## WRITTEN INSTRUCTION 1:
Copy out the forum thread from "# Find a power" through "radius of convergence.", renaming "power series" to "series expansion" each time it appears.

## TEXT TO READ:

'''

# Find a power series for f'(x) by starting with the convergent geometric series

• Dec 8th 2012, 02:03 AM
moonman
Find a power series for f'(x) by starting with the convergent geometric series
a) Find a power series for f'(x) by starting with the convergent geometric series

$\displaystyle f(x) = ln(x^3 + 27)$

$\displaystyle f'(x) = \frac{2x^2}{x^3 +27}$

b) Find a power series of f(x) and it's radius of convergence.
• Dec 8th 2012, 04:41 AM
HallsofIvy
Re: Find a power series for f'(x) by starting with the convergent geometric series
Do you understand what the question is asking you to do? You know that $\displaystyle f'= \frac{3x^2}{x^3+ 27}$ (note the "3", not "2", in the numerator. I assume that was a typo). You should also know that a "geometric series" is a series of the form $\displaystyle a+ ar+ ar^2+ ar^3+ ...$ and that the sum of such a series is $\displaystyle \frac{a}{1- r}$ as long as |r|< 1 so that the series converges.

Now look at $\displaystyle \frac{3x^2}{x^3+ 27}$. That is not quite in the form $\displaystyle \frac{a}{1- r}$ but can be put in that form. Divide both numerator and denominator by 27 and you get $\displaystyle \frac{\frac{3}{27}x^2}{\frac{x^3}{27}+ 1}= \frac{\left(\frac{x}{3}\right)^2}{1- (-\left(\frac{x}{3}\right)^3)}$. Now do you see what "a" and "r" must be?
• Dec 9th 2012, 12:50 PM
moonman
Re: Find a power series for f'(x) by starting with the convergent geometric series
$\displaystyle a = \frac{x}{3} , r = \frac{x}{3}$

'''

## WRITTEN INSTRUCTION 2:
From the entries below the forum thread, pull out the lines from the one containing "logo: RG ROAD GENIUS [27,529,246,571]" through the one containing "value-label: $2.22 B [918,390,970,407]" unchanged, and give only those lines.

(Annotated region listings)
'''

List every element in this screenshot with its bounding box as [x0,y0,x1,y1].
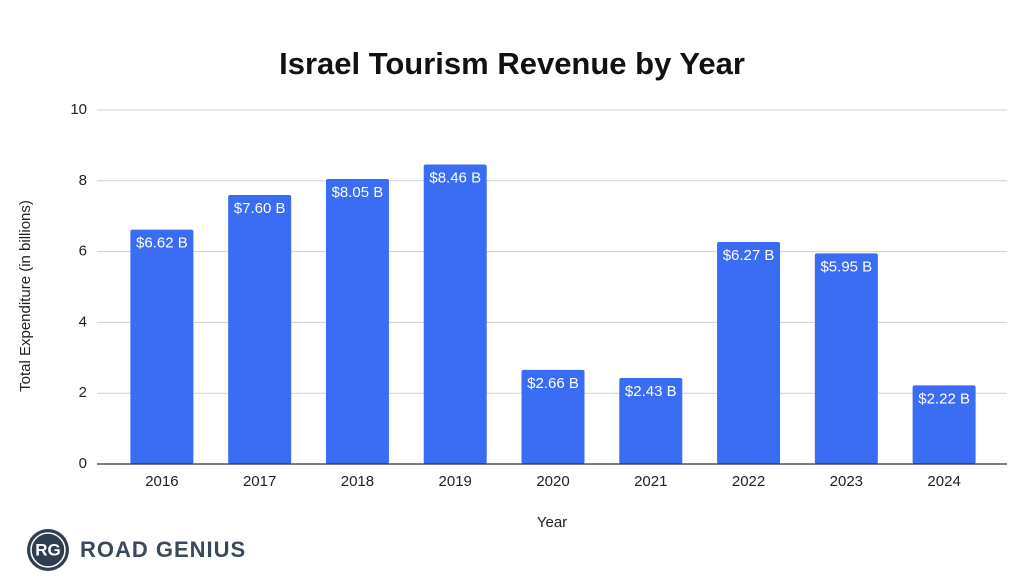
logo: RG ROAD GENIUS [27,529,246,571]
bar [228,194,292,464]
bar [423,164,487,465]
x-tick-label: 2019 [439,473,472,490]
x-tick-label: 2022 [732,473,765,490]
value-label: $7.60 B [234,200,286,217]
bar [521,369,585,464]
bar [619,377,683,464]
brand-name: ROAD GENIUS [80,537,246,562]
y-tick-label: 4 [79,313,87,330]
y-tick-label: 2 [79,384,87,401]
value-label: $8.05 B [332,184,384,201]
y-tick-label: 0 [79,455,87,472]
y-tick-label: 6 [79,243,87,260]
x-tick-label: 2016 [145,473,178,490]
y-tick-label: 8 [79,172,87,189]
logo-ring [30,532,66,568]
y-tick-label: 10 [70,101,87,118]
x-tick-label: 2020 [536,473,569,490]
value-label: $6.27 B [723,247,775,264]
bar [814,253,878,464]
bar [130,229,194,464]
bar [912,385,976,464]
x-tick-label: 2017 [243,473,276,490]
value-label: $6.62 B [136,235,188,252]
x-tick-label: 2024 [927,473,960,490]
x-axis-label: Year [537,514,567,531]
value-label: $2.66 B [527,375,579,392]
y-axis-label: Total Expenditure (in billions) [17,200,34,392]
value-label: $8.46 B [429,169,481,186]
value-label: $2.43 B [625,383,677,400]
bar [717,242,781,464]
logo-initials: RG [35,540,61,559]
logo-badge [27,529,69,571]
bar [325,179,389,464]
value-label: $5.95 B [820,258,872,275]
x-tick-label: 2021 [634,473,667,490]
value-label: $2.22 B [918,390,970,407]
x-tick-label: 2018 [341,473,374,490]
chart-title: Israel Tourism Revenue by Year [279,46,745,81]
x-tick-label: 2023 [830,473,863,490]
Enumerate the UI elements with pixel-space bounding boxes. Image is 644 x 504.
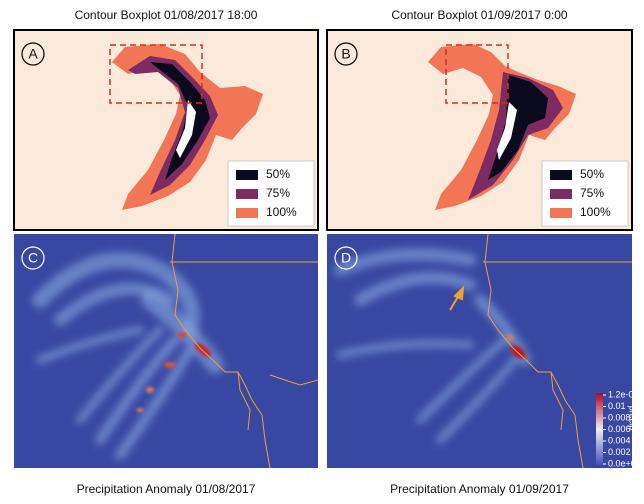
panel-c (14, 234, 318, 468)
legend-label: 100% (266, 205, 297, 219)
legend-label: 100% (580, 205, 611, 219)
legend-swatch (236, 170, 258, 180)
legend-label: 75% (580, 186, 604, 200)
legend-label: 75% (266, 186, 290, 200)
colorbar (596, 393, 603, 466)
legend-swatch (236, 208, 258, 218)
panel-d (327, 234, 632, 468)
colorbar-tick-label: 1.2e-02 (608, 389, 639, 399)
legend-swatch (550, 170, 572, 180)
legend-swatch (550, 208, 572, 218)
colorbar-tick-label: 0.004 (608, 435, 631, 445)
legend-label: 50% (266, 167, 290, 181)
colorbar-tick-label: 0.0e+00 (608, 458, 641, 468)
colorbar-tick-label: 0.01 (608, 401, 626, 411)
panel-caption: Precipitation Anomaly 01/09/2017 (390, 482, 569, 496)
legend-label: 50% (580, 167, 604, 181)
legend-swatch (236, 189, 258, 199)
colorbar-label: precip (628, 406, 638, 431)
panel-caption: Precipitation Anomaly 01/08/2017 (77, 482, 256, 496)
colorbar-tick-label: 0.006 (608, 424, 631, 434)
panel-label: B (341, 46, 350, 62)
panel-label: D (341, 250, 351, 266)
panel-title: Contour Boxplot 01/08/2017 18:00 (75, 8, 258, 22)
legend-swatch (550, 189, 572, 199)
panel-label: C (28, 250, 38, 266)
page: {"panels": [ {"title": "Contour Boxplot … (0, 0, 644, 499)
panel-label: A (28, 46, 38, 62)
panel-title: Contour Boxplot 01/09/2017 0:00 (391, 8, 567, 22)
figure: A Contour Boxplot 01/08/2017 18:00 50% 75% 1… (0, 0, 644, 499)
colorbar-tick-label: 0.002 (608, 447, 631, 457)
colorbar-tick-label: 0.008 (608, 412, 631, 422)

'''

## TASK OUTPUT 1:
# Find a series expansion for f'(x) by starting with the convergent geometric series

• Dec 8th 2012, 02:03 AM
moonman
Find a series expansion for f'(x) by starting with the convergent geometric series
a) Find a series expansion for f'(x) by starting with the convergent geometric series

$\displaystyle f(x) = ln(x^3 + 27)$

$\displaystyle f'(x) = \frac{2x^2}{x^3 +27}$

b) Find a series expansion of f(x) and it's radius of convergence.

## TASK OUTPUT 2:
logo: RG ROAD GENIUS [27,529,246,571]
bar [228,194,292,464]
bar [423,164,487,465]
x-tick-label: 2019 [439,473,472,490]
x-tick-label: 2022 [732,473,765,490]
value-label: $7.60 B [234,200,286,217]
bar [521,369,585,464]
bar [619,377,683,464]
brand-name: ROAD GENIUS [80,537,246,562]
y-tick-label: 4 [79,313,87,330]
y-tick-label: 2 [79,384,87,401]
value-label: $8.05 B [332,184,384,201]
y-tick-label: 0 [79,455,87,472]
y-tick-label: 6 [79,243,87,260]
x-tick-label: 2016 [145,473,178,490]
y-tick-label: 8 [79,172,87,189]
logo-ring [30,532,66,568]
y-tick-label: 10 [70,101,87,118]
x-tick-label: 2020 [536,473,569,490]
value-label: $6.27 B [723,247,775,264]
bar [814,253,878,464]
bar [130,229,194,464]
bar [912,385,976,464]
x-tick-label: 2017 [243,473,276,490]
value-label: $6.62 B [136,235,188,252]
x-tick-label: 2024 [927,473,960,490]
x-axis-label: Year [537,514,567,531]
value-label: $2.66 B [527,375,579,392]
y-axis-label: Total Expenditure (in billions) [17,200,34,392]
value-label: $8.46 B [429,169,481,186]
value-label: $2.43 B [625,383,677,400]
bar [717,242,781,464]
logo-initials: RG [35,540,61,559]
logo-badge [27,529,69,571]
bar [325,179,389,464]
value-label: $5.95 B [820,258,872,275]
x-tick-label: 2021 [634,473,667,490]
value-label: $2.22 B [918,390,970,407]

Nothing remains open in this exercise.